# start of Exercise materials
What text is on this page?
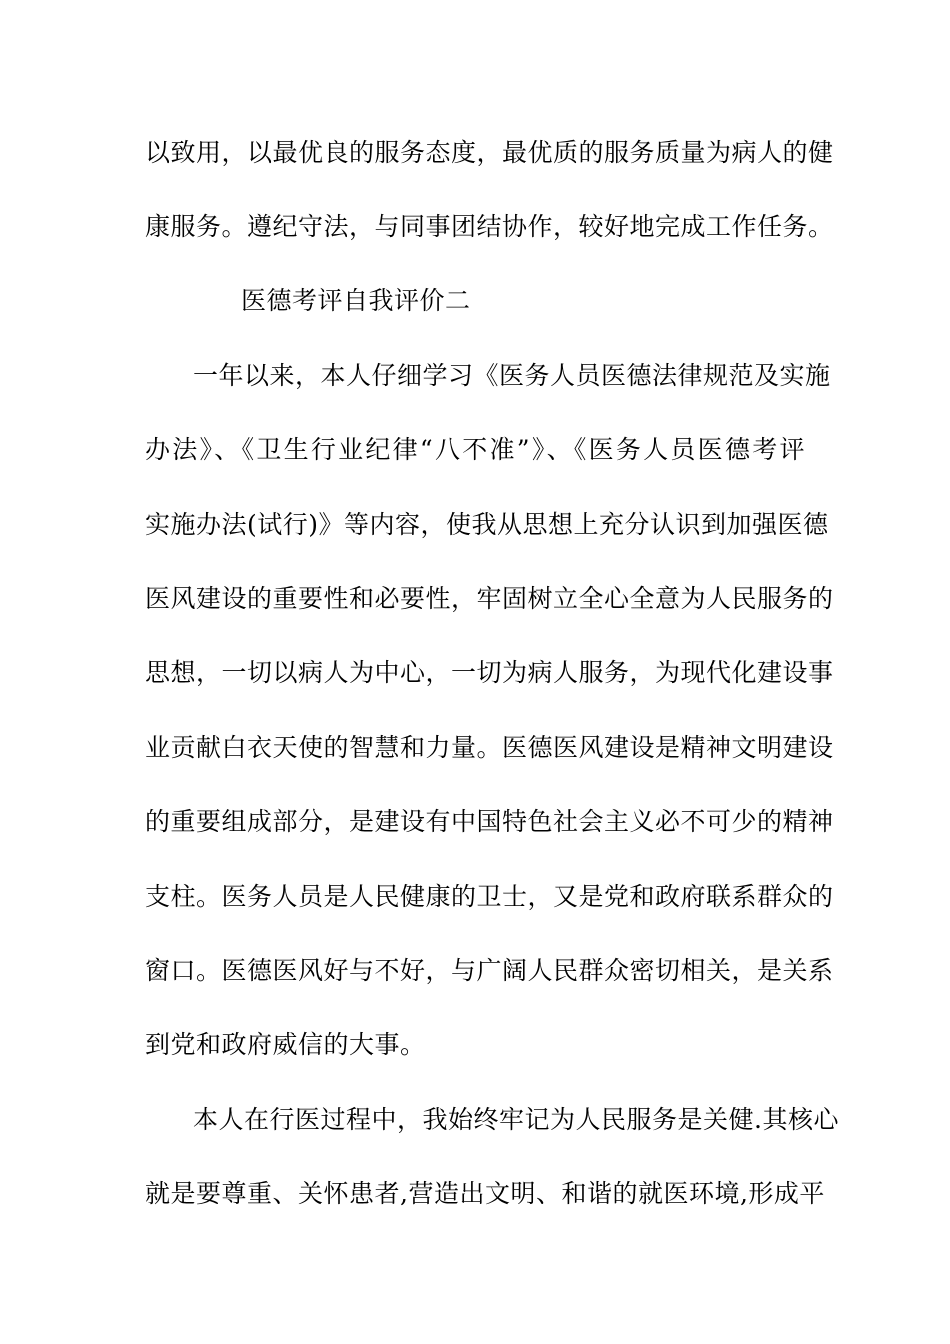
以致用，以最优良的服务态度，最优质的服务质量为病人的健
康服务。遵纪守法，与同事团结协作，较好地完成工作任务。
医德考评自我评价二
一年以来，本人仔细学习《医务人员医德法律规范及实施
办法》、《卫生行业纪律“八不准”》、《医务人员医德考评
实施办法(试行)》等内容，使我从思想上充分认识到加强医德
医风建设的重要性和必要性，牢固树立全心全意为人民服务的
思想，一切以病人为中心，一切为病人服务，为现代化建设事
业贡献白衣天使的智慧和力量。医德医风建设是精神文明建设
的重要组成部分，是建设有中国特色社会主义必不可少的精神
支柱。医务人员是人民健康的卫士，又是党和政府联系群众的
窗口。医德医风好与不好，与广阔人民群众密切相关，是关系
到党和政府威信的大事。
本人在行医过程中，我始终牢记为人民服务是关健.其核心
就是要尊重、关怀患者,营造出文明、和谐的就医环境,形成平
# end of Exercise materials
▶ [What is being asked] Repeat each entry precisely as it appears. Leave the pictures out.

▶ [Response]
What text is on this page?
以致用，以最优良的服务态度，最优质的服务质量为病人的健
康服务。遵纪守法，与同事团结协作，较好地完成工作任务。
医德考评自我评价二
一年以来，本人仔细学习《医务人员医德法律规范及实施
办法》、《卫生行业纪律“八不准”》、《医务人员医德考评
实施办法(试行)》等内容，使我从思想上充分认识到加强医德
医风建设的重要性和必要性，牢固树立全心全意为人民服务的
思想，一切以病人为中心，一切为病人服务，为现代化建设事
业贡献白衣天使的智慧和力量。医德医风建设是精神文明建设
的重要组成部分，是建设有中国特色社会主义必不可少的精神
支柱。医务人员是人民健康的卫士，又是党和政府联系群众的
窗口。医德医风好与不好，与广阔人民群众密切相关，是关系
到党和政府威信的大事。
本人在行医过程中，我始终牢记为人民服务是关健.其核心
就是要尊重、关怀患者,营造出文明、和谐的就医环境,形成平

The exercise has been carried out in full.